Figure record listings:
- - - - - - -

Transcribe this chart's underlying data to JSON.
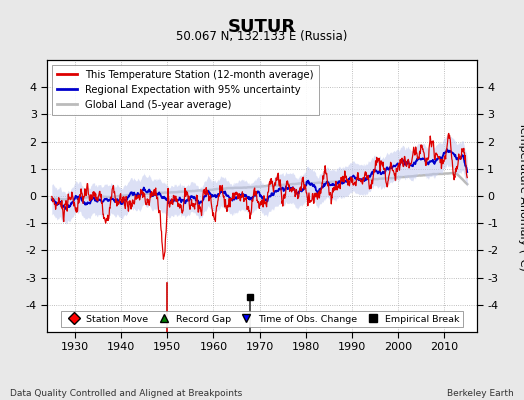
{
  "title": "SUTUR",
  "subtitle": "50.067 N, 132.133 E (Russia)",
  "ylabel": "Temperature Anomaly (°C)",
  "xlabel_footer": "Data Quality Controlled and Aligned at Breakpoints",
  "footer_right": "Berkeley Earth",
  "ylim": [
    -5,
    5
  ],
  "xlim": [
    1924,
    2017
  ],
  "yticks": [
    -4,
    -3,
    -2,
    -1,
    0,
    1,
    2,
    3,
    4
  ],
  "xticks": [
    1930,
    1940,
    1950,
    1960,
    1970,
    1980,
    1990,
    2000,
    2010
  ],
  "bg_color": "#e8e8e8",
  "plot_bg_color": "#ffffff",
  "station_line_color": "#dd0000",
  "regional_line_color": "#0000cc",
  "regional_fill_color": "#c0c8ee",
  "global_line_color": "#bbbbbb",
  "legend_entries": [
    "This Temperature Station (12-month average)",
    "Regional Expectation with 95% uncertainty",
    "Global Land (5-year average)"
  ],
  "station_move_year": 1950,
  "empirical_break_year": 1968,
  "vline_color_station": "#cc0000",
  "vline_color_break": "#333333"
}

- - - - - - -

• [Task brief]: Quote everything in the listing above exactly; pictures are the only thing to omit.

• [Complete response]:
Transcribe this chart's underlying data to JSON.
{
  "title": "SUTUR",
  "subtitle": "50.067 N, 132.133 E (Russia)",
  "ylabel": "Temperature Anomaly (°C)",
  "xlabel_footer": "Data Quality Controlled and Aligned at Breakpoints",
  "footer_right": "Berkeley Earth",
  "ylim": [
    -5,
    5
  ],
  "xlim": [
    1924,
    2017
  ],
  "yticks": [
    -4,
    -3,
    -2,
    -1,
    0,
    1,
    2,
    3,
    4
  ],
  "xticks": [
    1930,
    1940,
    1950,
    1960,
    1970,
    1980,
    1990,
    2000,
    2010
  ],
  "bg_color": "#e8e8e8",
  "plot_bg_color": "#ffffff",
  "station_line_color": "#dd0000",
  "regional_line_color": "#0000cc",
  "regional_fill_color": "#c0c8ee",
  "global_line_color": "#bbbbbb",
  "legend_entries": [
    "This Temperature Station (12-month average)",
    "Regional Expectation with 95% uncertainty",
    "Global Land (5-year average)"
  ],
  "station_move_year": 1950,
  "empirical_break_year": 1968,
  "vline_color_station": "#cc0000",
  "vline_color_break": "#333333"
}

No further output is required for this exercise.